Stored records.
****************************************

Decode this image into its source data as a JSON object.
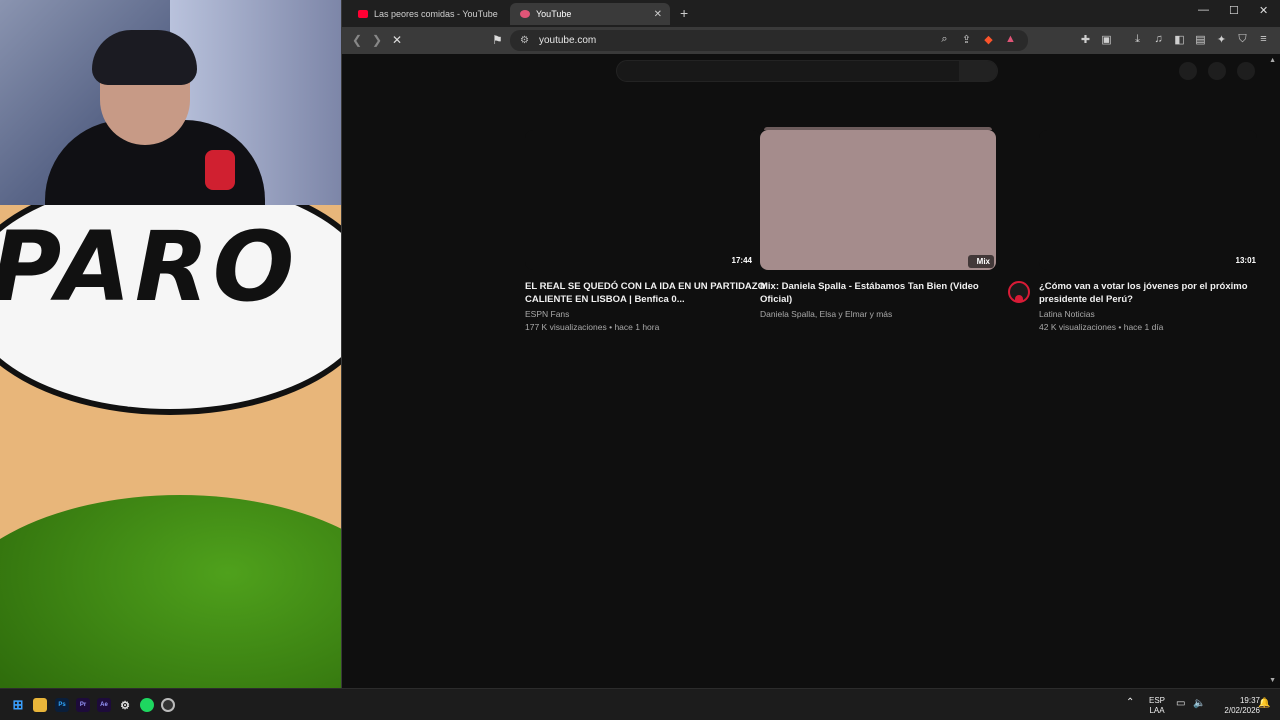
{
  "browser": {
    "tabs": [
      {
        "label": "Las peores comidas - YouTube",
        "active": false
      },
      {
        "label": "YouTube",
        "active": true
      }
    ],
    "url": "youtube.com"
  },
  "overlay": {
    "comic_text": "PARO"
  },
  "videos": [
    {
      "title": "EL REAL SE QUEDÓ CON LA IDA EN UN PARTIDAZO CALIENTE EN LISBOA | Benfica 0...",
      "channel": "ESPN Fans",
      "meta": "177 K visualizaciones • hace 1 hora",
      "duration": "17:44"
    },
    {
      "title": "Mix: Daniela Spalla - Estábamos Tan Bien (Video Oficial)",
      "channel": "Daniela Spalla, Elsa y Elmar y más",
      "meta": "",
      "duration": "Mix"
    },
    {
      "title": "¿Cómo van a votar los jóvenes por el próximo presidente del Perú?",
      "channel": "Latina Noticias",
      "meta": "42 K visualizaciones • hace 1 día",
      "duration": "13:01"
    }
  ],
  "taskbar": {
    "lang_top": "ESP",
    "lang_bottom": "LAA",
    "time": "19:37",
    "date": "2/02/2026"
  },
  "colors": {
    "yt_background": "#0f0f0f",
    "mix_thumb": "#a58c8c",
    "accent": "#ff0033"
  }
}
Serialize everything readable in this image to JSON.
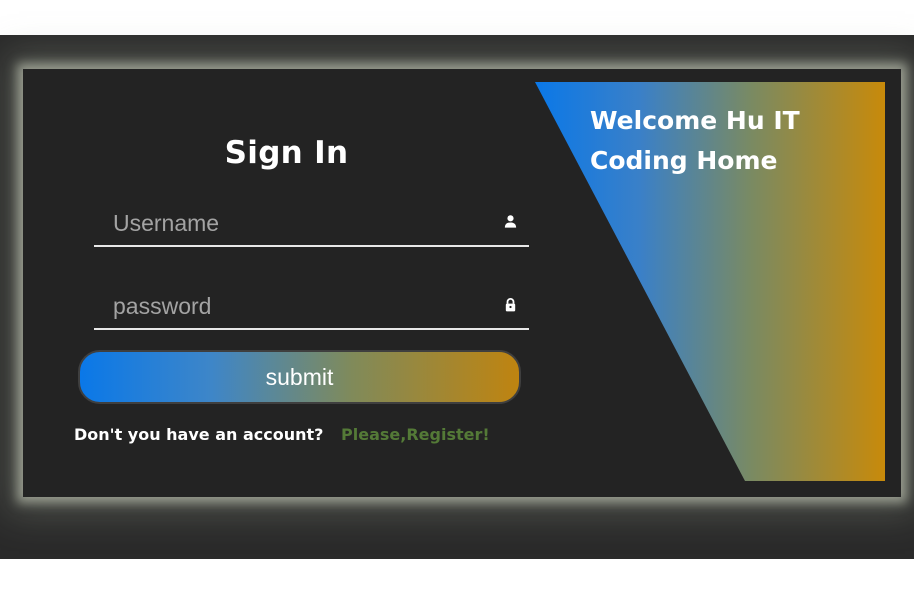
{
  "login": {
    "title": "Sign In",
    "username": {
      "placeholder": "Username",
      "value": "",
      "icon": "user-icon"
    },
    "password": {
      "placeholder": "password",
      "value": "",
      "icon": "lock-icon"
    },
    "submit_label": "submit",
    "register_prompt": "Don't you have an account?",
    "register_link": "Please,Register!"
  },
  "banner": {
    "welcome_text": "Welcome Hu IT Coding Home"
  },
  "colors": {
    "background": "#232323",
    "gradient_start": "#0a78e8",
    "gradient_end": "#c88a0a",
    "link": "#547a37"
  }
}
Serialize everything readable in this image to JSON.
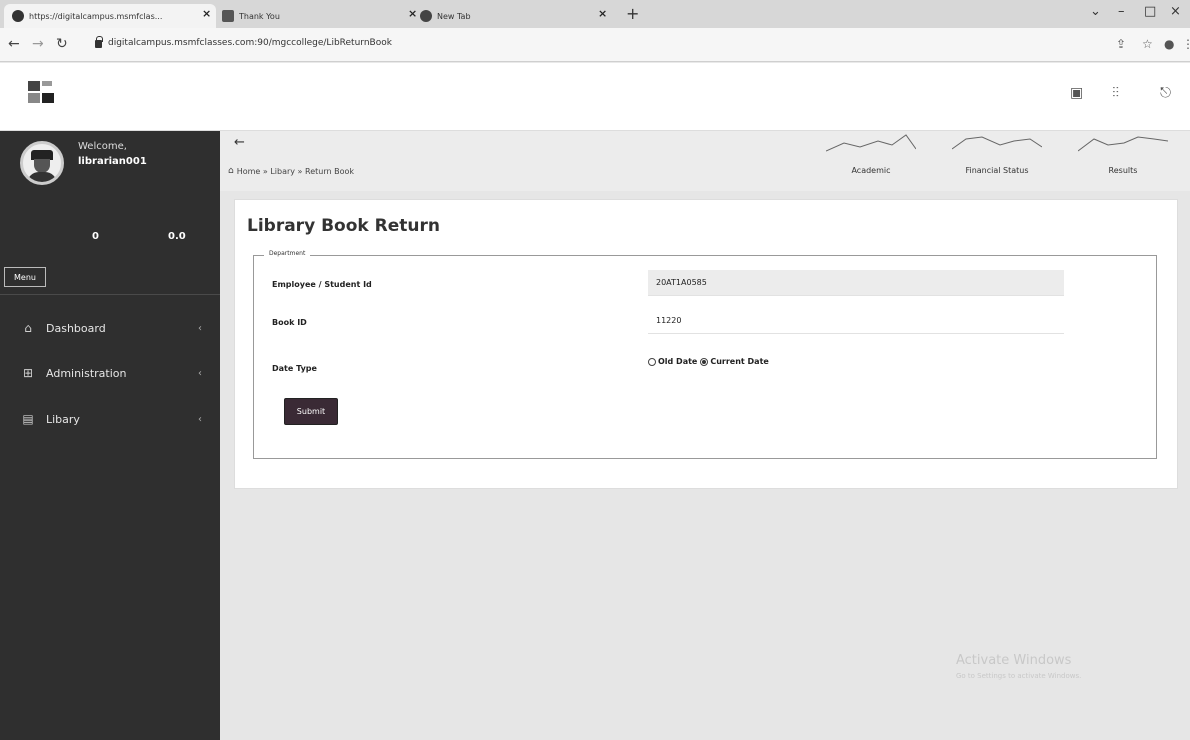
{
  "browser": {
    "tabs": [
      {
        "label": "https://digitalcampus.msmfclas...",
        "active": true
      },
      {
        "label": "Thank You",
        "active": false
      },
      {
        "label": "New Tab",
        "active": false
      }
    ],
    "url": "digitalcampus.msmfclasses.com:90/mgccollege/LibReturnBook"
  },
  "sidebar": {
    "welcome": "Welcome,",
    "username": "librarian001",
    "stats": [
      {
        "value": "0"
      },
      {
        "value": "0.0"
      }
    ],
    "menu_tab": "Menu",
    "items": [
      {
        "label": "Dashboard",
        "icon": "home-icon"
      },
      {
        "label": "Administration",
        "icon": "grid-icon"
      },
      {
        "label": "Libary",
        "icon": "book-icon"
      }
    ]
  },
  "breadcrumb": "Home » Libary » Return Book",
  "quick_links": [
    {
      "label": "Academic"
    },
    {
      "label": "Financial Status"
    },
    {
      "label": "Results"
    }
  ],
  "form": {
    "title": "Library Book Return",
    "legend": "Department",
    "employee_label": "Employee / Student Id",
    "employee_value": "20AT1A0585",
    "book_label": "Book ID",
    "book_value": "11220",
    "date_type_label": "Date Type",
    "date_options": [
      {
        "label": "Old Date",
        "checked": false
      },
      {
        "label": "Current Date",
        "checked": true
      }
    ],
    "submit_label": "Submit"
  },
  "watermark": {
    "line1": "Activate Windows",
    "line2": "Go to Settings to activate Windows."
  },
  "colors": {
    "sidebar_bg": "#2f2f2f",
    "submit_bg": "#3a2a35",
    "page_bg": "#e6e6e6"
  }
}
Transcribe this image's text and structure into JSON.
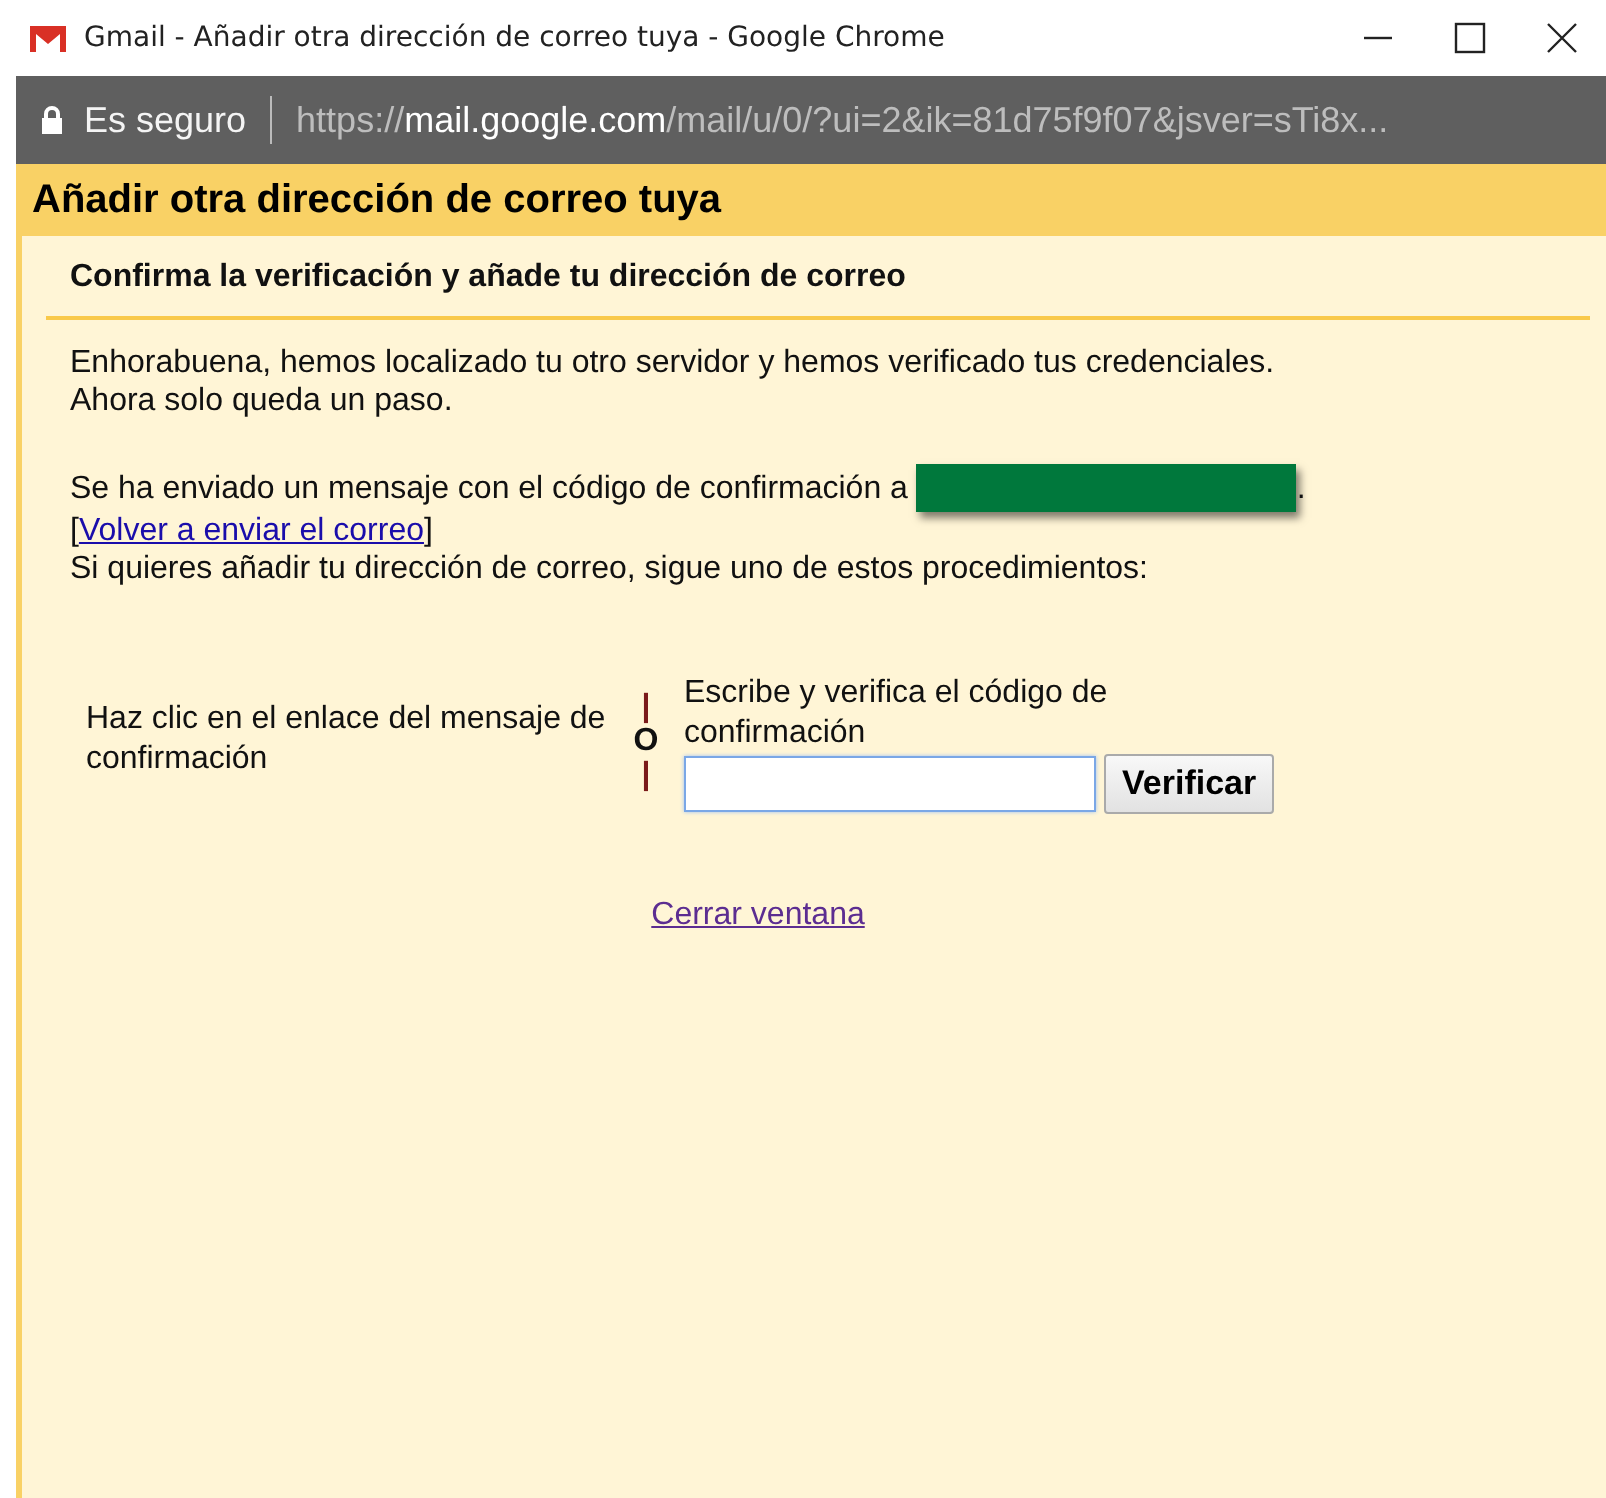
{
  "window": {
    "title": "Gmail - Añadir otra dirección de correo tuya - Google Chrome"
  },
  "address_bar": {
    "security": "Es seguro",
    "url_scheme": "https://",
    "url_host": "mail.google.com",
    "url_path": "/mail/u/0/?ui=2&ik=81d75f9f07&jsver=sTi8x..."
  },
  "dialog": {
    "title": "Añadir otra dirección de correo tuya",
    "subtitle": "Confirma la verificación y añade tu dirección de correo",
    "intro": [
      "Enhorabuena, hemos localizado tu otro servidor y hemos verificado tus credenciales.",
      "Ahora solo queda un paso."
    ],
    "sent_message": "Se ha enviado un mensaje con el código de confirmación a",
    "sent_end": ".",
    "resend_open": "[",
    "resend_link": "Volver a enviar el correo",
    "resend_close": "]",
    "instructions": "Si quieres añadir tu dirección de correo, sigue uno de estos procedimientos:",
    "option_link": "Haz clic en el enlace del mensaje de confirmación",
    "separator": [
      "|",
      "O",
      "|"
    ],
    "option_code": "Escribe y verifica el código de confirmación",
    "verify_button": "Verificar",
    "close_link": "Cerrar ventana"
  }
}
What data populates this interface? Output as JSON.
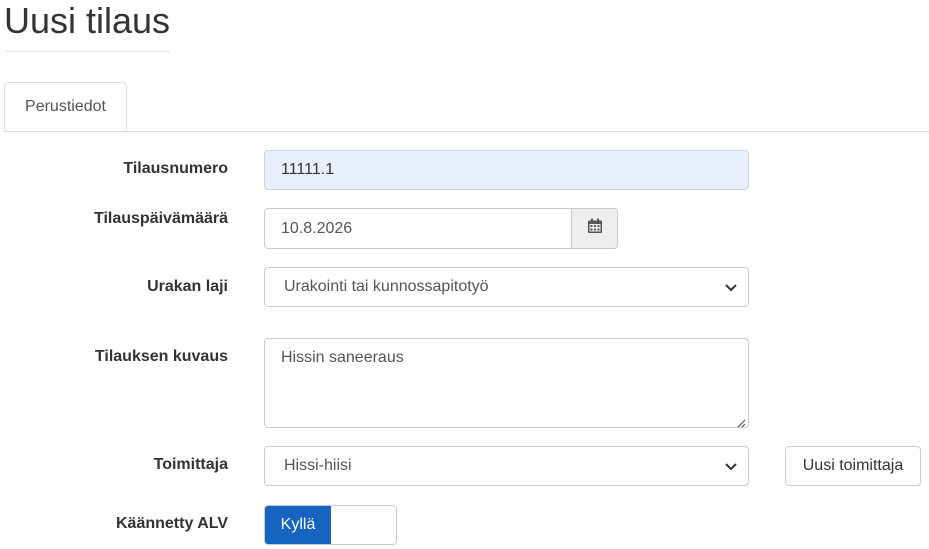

****************************************

Request. List each line in the listing that contains the string "Windows".

The reply.
    "line1": "Activate Windows",
    "line2": "Go to Settings to activate Windows."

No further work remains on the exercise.